• **Problem**
Repeat each record below exactly as given.

• **Data**

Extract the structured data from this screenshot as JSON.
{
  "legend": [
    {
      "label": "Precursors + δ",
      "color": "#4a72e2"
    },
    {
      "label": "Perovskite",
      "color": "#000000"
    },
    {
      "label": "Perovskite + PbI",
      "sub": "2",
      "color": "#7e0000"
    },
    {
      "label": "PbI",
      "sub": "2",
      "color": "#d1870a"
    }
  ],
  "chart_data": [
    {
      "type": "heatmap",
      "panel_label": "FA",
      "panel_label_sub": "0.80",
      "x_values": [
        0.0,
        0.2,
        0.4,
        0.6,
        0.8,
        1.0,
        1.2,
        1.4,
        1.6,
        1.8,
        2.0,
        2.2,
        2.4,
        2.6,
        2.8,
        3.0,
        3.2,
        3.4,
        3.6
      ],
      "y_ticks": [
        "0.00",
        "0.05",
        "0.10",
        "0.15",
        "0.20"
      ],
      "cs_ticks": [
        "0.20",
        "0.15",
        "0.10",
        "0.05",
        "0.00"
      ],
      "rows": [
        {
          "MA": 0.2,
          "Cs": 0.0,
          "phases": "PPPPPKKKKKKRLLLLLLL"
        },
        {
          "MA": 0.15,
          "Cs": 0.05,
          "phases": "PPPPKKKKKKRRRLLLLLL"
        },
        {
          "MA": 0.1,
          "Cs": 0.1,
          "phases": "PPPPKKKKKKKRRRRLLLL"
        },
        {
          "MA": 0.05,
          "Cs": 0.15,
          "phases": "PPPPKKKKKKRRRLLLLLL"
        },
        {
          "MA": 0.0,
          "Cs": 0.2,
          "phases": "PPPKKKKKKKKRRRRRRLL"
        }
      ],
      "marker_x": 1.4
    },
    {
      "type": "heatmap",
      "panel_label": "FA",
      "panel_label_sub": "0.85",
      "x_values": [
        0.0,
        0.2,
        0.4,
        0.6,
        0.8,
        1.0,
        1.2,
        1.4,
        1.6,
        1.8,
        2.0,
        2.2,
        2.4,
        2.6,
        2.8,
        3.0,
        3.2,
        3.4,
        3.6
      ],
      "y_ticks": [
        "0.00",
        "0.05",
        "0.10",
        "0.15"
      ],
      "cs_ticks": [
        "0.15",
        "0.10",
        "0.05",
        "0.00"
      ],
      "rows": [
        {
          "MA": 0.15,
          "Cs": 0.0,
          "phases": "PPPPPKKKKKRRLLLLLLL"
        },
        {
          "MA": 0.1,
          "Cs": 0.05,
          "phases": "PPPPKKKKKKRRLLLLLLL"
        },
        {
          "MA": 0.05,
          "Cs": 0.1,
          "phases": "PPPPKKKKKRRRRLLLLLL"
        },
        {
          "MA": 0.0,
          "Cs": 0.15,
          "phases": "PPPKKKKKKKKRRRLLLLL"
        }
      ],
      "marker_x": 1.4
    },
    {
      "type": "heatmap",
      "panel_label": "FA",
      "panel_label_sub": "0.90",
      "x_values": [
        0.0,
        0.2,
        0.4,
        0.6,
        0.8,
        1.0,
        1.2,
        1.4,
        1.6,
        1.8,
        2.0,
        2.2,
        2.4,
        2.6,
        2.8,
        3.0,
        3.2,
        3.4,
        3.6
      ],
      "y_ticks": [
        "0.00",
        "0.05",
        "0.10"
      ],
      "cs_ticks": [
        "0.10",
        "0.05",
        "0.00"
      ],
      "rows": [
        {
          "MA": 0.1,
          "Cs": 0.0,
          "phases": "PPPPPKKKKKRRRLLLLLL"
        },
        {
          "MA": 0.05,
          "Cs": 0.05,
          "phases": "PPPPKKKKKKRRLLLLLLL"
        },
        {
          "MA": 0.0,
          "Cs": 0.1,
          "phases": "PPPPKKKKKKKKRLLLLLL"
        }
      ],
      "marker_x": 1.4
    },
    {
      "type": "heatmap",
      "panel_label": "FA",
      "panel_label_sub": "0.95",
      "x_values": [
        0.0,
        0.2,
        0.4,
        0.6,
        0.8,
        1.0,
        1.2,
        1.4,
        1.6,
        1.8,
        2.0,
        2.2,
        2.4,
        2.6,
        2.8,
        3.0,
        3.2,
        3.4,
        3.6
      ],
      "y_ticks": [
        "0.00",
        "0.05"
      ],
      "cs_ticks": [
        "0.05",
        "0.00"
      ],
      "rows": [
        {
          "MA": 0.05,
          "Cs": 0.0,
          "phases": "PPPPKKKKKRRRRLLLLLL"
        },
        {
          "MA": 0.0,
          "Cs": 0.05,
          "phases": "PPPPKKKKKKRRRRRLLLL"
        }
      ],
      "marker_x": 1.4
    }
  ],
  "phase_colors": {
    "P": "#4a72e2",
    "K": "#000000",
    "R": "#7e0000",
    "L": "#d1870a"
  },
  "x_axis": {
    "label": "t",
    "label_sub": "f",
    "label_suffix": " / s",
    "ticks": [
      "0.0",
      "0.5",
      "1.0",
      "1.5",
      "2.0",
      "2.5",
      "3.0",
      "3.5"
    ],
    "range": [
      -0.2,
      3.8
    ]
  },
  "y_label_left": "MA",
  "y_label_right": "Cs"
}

• **Completed exercise**
Extract the structured data from this screenshot as JSON.
{
  "legend": [
    {
      "label": "Precursors + δ",
      "color": "#4a72e2"
    },
    {
      "label": "Perovskite",
      "color": "#000000"
    },
    {
      "label": "Perovskite + PbI",
      "sub": "2",
      "color": "#7e0000"
    },
    {
      "label": "PbI",
      "sub": "2",
      "color": "#d1870a"
    }
  ],
  "chart_data": [
    {
      "type": "heatmap",
      "panel_label": "FA",
      "panel_label_sub": "0.80",
      "x_values": [
        0.0,
        0.2,
        0.4,
        0.6,
        0.8,
        1.0,
        1.2,
        1.4,
        1.6,
        1.8,
        2.0,
        2.2,
        2.4,
        2.6,
        2.8,
        3.0,
        3.2,
        3.4,
        3.6
      ],
      "y_ticks": [
        "0.00",
        "0.05",
        "0.10",
        "0.15",
        "0.20"
      ],
      "cs_ticks": [
        "0.20",
        "0.15",
        "0.10",
        "0.05",
        "0.00"
      ],
      "rows": [
        {
          "MA": 0.2,
          "Cs": 0.0,
          "phases": "PPPPPKKKKKKRLLLLLLL"
        },
        {
          "MA": 0.15,
          "Cs": 0.05,
          "phases": "PPPPKKKKKKRRRLLLLLL"
        },
        {
          "MA": 0.1,
          "Cs": 0.1,
          "phases": "PPPPKKKKKKKRRRRLLLL"
        },
        {
          "MA": 0.05,
          "Cs": 0.15,
          "phases": "PPPPKKKKKKRRRLLLLLL"
        },
        {
          "MA": 0.0,
          "Cs": 0.2,
          "phases": "PPPKKKKKKKKRRRRRRLL"
        }
      ],
      "marker_x": 1.4
    },
    {
      "type": "heatmap",
      "panel_label": "FA",
      "panel_label_sub": "0.85",
      "x_values": [
        0.0,
        0.2,
        0.4,
        0.6,
        0.8,
        1.0,
        1.2,
        1.4,
        1.6,
        1.8,
        2.0,
        2.2,
        2.4,
        2.6,
        2.8,
        3.0,
        3.2,
        3.4,
        3.6
      ],
      "y_ticks": [
        "0.00",
        "0.05",
        "0.10",
        "0.15"
      ],
      "cs_ticks": [
        "0.15",
        "0.10",
        "0.05",
        "0.00"
      ],
      "rows": [
        {
          "MA": 0.15,
          "Cs": 0.0,
          "phases": "PPPPPKKKKKRRLLLLLLL"
        },
        {
          "MA": 0.1,
          "Cs": 0.05,
          "phases": "PPPPKKKKKKRRLLLLLLL"
        },
        {
          "MA": 0.05,
          "Cs": 0.1,
          "phases": "PPPPKKKKKRRRRLLLLLL"
        },
        {
          "MA": 0.0,
          "Cs": 0.15,
          "phases": "PPPKKKKKKKKRRRLLLLL"
        }
      ],
      "marker_x": 1.4
    },
    {
      "type": "heatmap",
      "panel_label": "FA",
      "panel_label_sub": "0.90",
      "x_values": [
        0.0,
        0.2,
        0.4,
        0.6,
        0.8,
        1.0,
        1.2,
        1.4,
        1.6,
        1.8,
        2.0,
        2.2,
        2.4,
        2.6,
        2.8,
        3.0,
        3.2,
        3.4,
        3.6
      ],
      "y_ticks": [
        "0.00",
        "0.05",
        "0.10"
      ],
      "cs_ticks": [
        "0.10",
        "0.05",
        "0.00"
      ],
      "rows": [
        {
          "MA": 0.1,
          "Cs": 0.0,
          "phases": "PPPPPKKKKKRRRLLLLLL"
        },
        {
          "MA": 0.05,
          "Cs": 0.05,
          "phases": "PPPPKKKKKKRRLLLLLLL"
        },
        {
          "MA": 0.0,
          "Cs": 0.1,
          "phases": "PPPPKKKKKKKKRLLLLLL"
        }
      ],
      "marker_x": 1.4
    },
    {
      "type": "heatmap",
      "panel_label": "FA",
      "panel_label_sub": "0.95",
      "x_values": [
        0.0,
        0.2,
        0.4,
        0.6,
        0.8,
        1.0,
        1.2,
        1.4,
        1.6,
        1.8,
        2.0,
        2.2,
        2.4,
        2.6,
        2.8,
        3.0,
        3.2,
        3.4,
        3.6
      ],
      "y_ticks": [
        "0.00",
        "0.05"
      ],
      "cs_ticks": [
        "0.05",
        "0.00"
      ],
      "rows": [
        {
          "MA": 0.05,
          "Cs": 0.0,
          "phases": "PPPPKKKKKRRRRLLLLLL"
        },
        {
          "MA": 0.0,
          "Cs": 0.05,
          "phases": "PPPPKKKKKKRRRRRLLLL"
        }
      ],
      "marker_x": 1.4
    }
  ],
  "phase_colors": {
    "P": "#4a72e2",
    "K": "#000000",
    "R": "#7e0000",
    "L": "#d1870a"
  },
  "x_axis": {
    "label": "t",
    "label_sub": "f",
    "label_suffix": " / s",
    "ticks": [
      "0.0",
      "0.5",
      "1.0",
      "1.5",
      "2.0",
      "2.5",
      "3.0",
      "3.5"
    ],
    "range": [
      -0.2,
      3.8
    ]
  },
  "y_label_left": "MA",
  "y_label_right": "Cs"
}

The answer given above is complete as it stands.